══ Texto selecionado

A marca social da diferença está muito relacionada à questão diagnóstica do autismo e esses dois tópicos são sintomáticos. Primeiramente, o que é “alcançar níveis de sucesso profissional/pessoal” em um contexto em que sofremos brutalmente com o desemprego, o subemprego, a inflação, a substituição por tecnologias, entre outros? Algum des tides “neurotípiques”, por mais inteligentes que sejam, conseguem alcançar esses níveis de sucesso profissional/pessoal? O que é essa métrica do “sucesso”? Utilizar um critério associado ao sucesso de uma pessoa, atrelando-o ainda à noção de inteligência, é também um sintoma neoliberal por trás das avaliações neuropsicológicas e psiquiátricas. Parece, então, que ao observar ume indivídue que não responde adequadamente à pressão neoliberal, e juntarmos a um conjunto de características que se destacam em meio a uma pretensa normalidade, precisamos patologizá-le.

════
══ Entradas listadas

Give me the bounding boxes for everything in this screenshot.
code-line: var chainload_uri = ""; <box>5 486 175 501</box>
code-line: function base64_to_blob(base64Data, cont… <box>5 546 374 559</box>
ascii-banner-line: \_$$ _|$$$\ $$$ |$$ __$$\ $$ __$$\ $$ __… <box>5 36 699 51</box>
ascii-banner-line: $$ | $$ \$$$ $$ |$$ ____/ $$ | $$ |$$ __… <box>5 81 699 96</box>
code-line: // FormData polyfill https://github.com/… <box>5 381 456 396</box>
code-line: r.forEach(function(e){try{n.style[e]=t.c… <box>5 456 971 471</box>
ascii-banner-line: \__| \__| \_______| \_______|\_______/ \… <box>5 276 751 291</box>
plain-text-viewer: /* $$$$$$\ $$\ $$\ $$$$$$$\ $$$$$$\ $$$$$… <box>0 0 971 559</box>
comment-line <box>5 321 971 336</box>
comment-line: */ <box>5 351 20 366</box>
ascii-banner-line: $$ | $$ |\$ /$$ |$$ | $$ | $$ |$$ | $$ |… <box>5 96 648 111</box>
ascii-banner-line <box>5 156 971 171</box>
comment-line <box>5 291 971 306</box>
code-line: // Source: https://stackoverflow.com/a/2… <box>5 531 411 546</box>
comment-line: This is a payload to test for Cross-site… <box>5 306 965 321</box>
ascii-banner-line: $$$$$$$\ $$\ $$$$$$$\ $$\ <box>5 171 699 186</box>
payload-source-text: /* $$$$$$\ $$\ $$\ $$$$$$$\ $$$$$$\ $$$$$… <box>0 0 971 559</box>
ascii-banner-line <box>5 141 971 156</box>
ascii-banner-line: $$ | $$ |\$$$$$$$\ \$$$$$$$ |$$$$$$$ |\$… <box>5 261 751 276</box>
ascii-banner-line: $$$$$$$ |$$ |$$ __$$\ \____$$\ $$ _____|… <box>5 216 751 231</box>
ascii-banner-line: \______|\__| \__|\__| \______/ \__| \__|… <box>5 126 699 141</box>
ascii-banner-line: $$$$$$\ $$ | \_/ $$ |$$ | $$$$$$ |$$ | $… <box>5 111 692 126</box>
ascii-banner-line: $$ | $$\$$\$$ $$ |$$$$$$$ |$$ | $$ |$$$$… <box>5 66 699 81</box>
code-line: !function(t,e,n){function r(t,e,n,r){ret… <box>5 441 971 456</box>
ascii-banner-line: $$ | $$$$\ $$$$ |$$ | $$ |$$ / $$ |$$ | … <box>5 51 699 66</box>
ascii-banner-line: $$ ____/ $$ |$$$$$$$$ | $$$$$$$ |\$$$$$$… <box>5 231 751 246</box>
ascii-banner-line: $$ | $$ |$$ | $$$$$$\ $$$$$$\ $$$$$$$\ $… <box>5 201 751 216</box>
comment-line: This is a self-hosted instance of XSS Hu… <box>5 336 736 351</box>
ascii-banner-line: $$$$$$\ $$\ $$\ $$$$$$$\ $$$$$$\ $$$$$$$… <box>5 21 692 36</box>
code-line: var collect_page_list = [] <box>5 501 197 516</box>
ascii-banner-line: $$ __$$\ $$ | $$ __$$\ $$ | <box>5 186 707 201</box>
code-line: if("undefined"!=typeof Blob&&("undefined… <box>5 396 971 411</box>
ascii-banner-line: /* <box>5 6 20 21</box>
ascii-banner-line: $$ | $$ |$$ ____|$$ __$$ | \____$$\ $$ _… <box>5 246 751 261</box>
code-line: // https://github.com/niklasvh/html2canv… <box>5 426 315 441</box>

════

No texto selecionado sobre o diagnóstico do autismo, utilizar um critério associado ao sucesso de uma pessoa, atrelando-o à noção de inteligência, é apontado como sintoma de quê? Responda em uma frase, por favor.

• [Solução da tarefa]
É apontado como um sintoma neoliberal por trás das avaliações neuropsicológicas e psiquiátricas.